TEXTE À LIRE:
┌────────

L’étau judiciaire se resserre autour de l’exécutif provincial du Kongo Central. La Cour des comptes a officiellement pris en délibéré l’affaire opposant le ministère public au gouverneur Grâce Nkuanga Masuangi Bilolo et ses consorts. La haute juridiction financière de la République démocratique du Congo rendra son arrêt définitif le 02 octobre 2026.
Au cœur de ce procès de grande envergure, les prévenus font face à de lourdes accusations de malversations financières liées à la gestion des deniers publics de leur province. Il leur est notamment reproché le détournement présumé des fonds initialement alloués à l’achat d’engins lourds destinés aux infrastructures de la province, ainsi que l’opacité entourant le financement des travaux de construction de l’Assemblée provinciale du Kongo Central.
Introduite sous le numéro de rôle RGF/001/CC-DK/2026/JMB, cette procédure s’inscrit dans le cadre d’une action rigoureuse menée en matière de « gestion de fait ». Aux côtés du gouverneur, plusieurs dignitaires provinciaux – dont le ministre des Finances Djos Luyeye et l’ordonnateur délégué Germain Ndungi – sont sur le banc des accusés.

└────────

DONNÉES SOURCES:

┌────────

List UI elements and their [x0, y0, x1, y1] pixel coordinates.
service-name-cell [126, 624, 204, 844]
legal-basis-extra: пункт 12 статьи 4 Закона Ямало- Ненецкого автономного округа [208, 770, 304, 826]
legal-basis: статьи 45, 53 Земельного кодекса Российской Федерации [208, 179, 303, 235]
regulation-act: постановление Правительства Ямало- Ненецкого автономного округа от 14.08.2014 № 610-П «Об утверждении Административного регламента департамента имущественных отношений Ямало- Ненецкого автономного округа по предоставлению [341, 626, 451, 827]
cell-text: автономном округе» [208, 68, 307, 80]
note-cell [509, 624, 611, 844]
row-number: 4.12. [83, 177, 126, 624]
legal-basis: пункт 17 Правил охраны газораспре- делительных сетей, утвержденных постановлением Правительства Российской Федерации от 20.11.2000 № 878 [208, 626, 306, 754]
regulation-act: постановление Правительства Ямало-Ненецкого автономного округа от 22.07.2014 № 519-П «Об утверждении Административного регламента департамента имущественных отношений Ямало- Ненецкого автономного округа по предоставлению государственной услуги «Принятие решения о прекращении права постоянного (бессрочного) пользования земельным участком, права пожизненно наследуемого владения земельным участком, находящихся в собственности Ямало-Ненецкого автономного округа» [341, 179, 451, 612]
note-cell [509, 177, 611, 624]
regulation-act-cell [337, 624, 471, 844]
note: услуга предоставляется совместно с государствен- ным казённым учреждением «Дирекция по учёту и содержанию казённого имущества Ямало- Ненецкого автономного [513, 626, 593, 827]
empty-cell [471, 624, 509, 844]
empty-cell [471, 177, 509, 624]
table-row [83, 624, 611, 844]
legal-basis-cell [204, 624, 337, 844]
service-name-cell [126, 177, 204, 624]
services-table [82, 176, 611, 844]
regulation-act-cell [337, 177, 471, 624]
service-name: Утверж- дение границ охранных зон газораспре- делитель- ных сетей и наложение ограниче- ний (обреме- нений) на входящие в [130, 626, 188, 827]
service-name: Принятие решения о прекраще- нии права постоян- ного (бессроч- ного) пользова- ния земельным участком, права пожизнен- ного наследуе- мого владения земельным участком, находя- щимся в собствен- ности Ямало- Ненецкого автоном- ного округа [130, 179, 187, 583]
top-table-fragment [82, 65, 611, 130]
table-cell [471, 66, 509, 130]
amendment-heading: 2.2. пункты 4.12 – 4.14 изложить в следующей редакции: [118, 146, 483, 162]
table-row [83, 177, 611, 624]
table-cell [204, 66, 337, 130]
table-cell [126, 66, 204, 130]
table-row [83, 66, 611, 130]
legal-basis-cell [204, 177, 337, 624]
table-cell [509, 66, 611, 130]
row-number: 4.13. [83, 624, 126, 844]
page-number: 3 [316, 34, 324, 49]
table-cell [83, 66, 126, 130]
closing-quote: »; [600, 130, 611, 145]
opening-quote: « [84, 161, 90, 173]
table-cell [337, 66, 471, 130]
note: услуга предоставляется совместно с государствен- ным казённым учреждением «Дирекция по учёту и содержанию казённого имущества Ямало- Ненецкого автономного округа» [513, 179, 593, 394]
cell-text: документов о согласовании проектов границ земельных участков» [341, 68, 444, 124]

└────────

TRAVAIL DEMANDÉ:
**a)** Citez fidèlement le passage du texte sur le procès du gouverneur du Kongo Central qui s'ouvre sur les mots contenant « Introduite sous le » et se termine par « banc des accusés. ».
**b)** Selon le texte sur le procès du gouverneur du Kongo Central, à quelle date la Cour des comptes rendra-t-elle son arrêt définitif ?
**c)** Rédigez la suite du texte sur le procès du gouverneur du Kongo Central en reprenant après sa dernière phrase.

RÉPONSES RÉDIGÉES:
**a)**
Introduite sous le numéro de rôle RGF/001/CC-DK/2026/JMB, cette procédure s’inscrit dans le cadre d’une action rigoureuse menée en matière de « gestion de fait ». Aux côtés du gouverneur, plusieurs dignitaires provinciaux – dont le ministre des Finances Djos Luyeye et l’ordonnateur délégué Germain Ndungi – sont sur le banc des accusés.

**b)** Le 02 octobre 2026.

**c)**
Les juges financiers devront trancher une question cruciale : les mis en cause seront-ils déclarés légalement comptables des faits reprochés ou en seront-ils lavés ?
Pour rappel, ce dossier fait suite à un feuilleton judiciaire de plusieurs mois marqué par des rapports de l’Inspection Générale des Finances (IGF) et de multiples réquisitoires. La population du Kongo Central ainsi que la société civile retiennent leur souffle dans l’attente du 02 octobre, une date clé qui marquera soit un signal fort de la lutte contre l’impunité, soit la réhabilitation des dirigeants de la province.